Set exercise: Can you turn the data, starting with its first line and going on through the line with "progress-segment <box>598 230 762 238</box>", into a numbered list with blank lines left out?

-- Start of Records provided --

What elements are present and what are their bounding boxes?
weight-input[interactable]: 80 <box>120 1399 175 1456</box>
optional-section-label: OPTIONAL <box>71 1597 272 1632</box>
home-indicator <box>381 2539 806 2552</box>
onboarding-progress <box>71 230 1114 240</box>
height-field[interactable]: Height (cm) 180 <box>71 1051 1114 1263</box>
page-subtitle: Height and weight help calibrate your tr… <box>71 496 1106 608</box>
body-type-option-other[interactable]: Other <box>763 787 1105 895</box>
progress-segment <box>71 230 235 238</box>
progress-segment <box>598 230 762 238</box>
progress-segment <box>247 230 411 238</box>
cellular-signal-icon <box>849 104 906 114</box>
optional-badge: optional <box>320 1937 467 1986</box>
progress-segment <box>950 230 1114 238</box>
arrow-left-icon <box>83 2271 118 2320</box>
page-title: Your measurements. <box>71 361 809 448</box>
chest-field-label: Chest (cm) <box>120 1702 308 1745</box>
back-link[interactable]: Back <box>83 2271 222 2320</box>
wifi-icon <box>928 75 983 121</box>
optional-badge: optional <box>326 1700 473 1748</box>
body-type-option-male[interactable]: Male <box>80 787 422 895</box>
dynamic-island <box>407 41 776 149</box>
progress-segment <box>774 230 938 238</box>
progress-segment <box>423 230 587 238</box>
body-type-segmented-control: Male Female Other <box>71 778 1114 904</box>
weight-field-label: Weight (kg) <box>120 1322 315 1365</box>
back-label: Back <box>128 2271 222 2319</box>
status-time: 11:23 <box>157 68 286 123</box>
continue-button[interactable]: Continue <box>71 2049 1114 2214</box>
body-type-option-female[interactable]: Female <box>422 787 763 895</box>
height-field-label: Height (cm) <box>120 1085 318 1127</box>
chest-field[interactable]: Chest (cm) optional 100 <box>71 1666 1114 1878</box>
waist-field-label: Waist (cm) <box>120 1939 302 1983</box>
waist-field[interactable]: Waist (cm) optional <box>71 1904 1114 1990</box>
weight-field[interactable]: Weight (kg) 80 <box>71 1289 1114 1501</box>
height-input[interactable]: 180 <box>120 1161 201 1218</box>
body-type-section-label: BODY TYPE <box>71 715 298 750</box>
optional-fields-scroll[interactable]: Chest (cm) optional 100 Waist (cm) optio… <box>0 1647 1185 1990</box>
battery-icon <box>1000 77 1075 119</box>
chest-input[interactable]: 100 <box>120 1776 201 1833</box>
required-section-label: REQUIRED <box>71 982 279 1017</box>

-- End of Records provided --

Result:
1. What elements are present and what are their bounding boxes?
2. weight-input[interactable]: 80 <box>120 1399 175 1456</box>
3. optional-section-label: OPTIONAL <box>71 1597 272 1632</box>
4. home-indicator <box>381 2539 806 2552</box>
5. onboarding-progress <box>71 230 1114 240</box>
6. height-field[interactable]: Height (cm) 180 <box>71 1051 1114 1263</box>
7. page-subtitle: Height and weight help calibrate your tr… <box>71 496 1106 608</box>
8. body-type-option-other[interactable]: Other <box>763 787 1105 895</box>
9. progress-segment <box>71 230 235 238</box>
10. progress-segment <box>598 230 762 238</box>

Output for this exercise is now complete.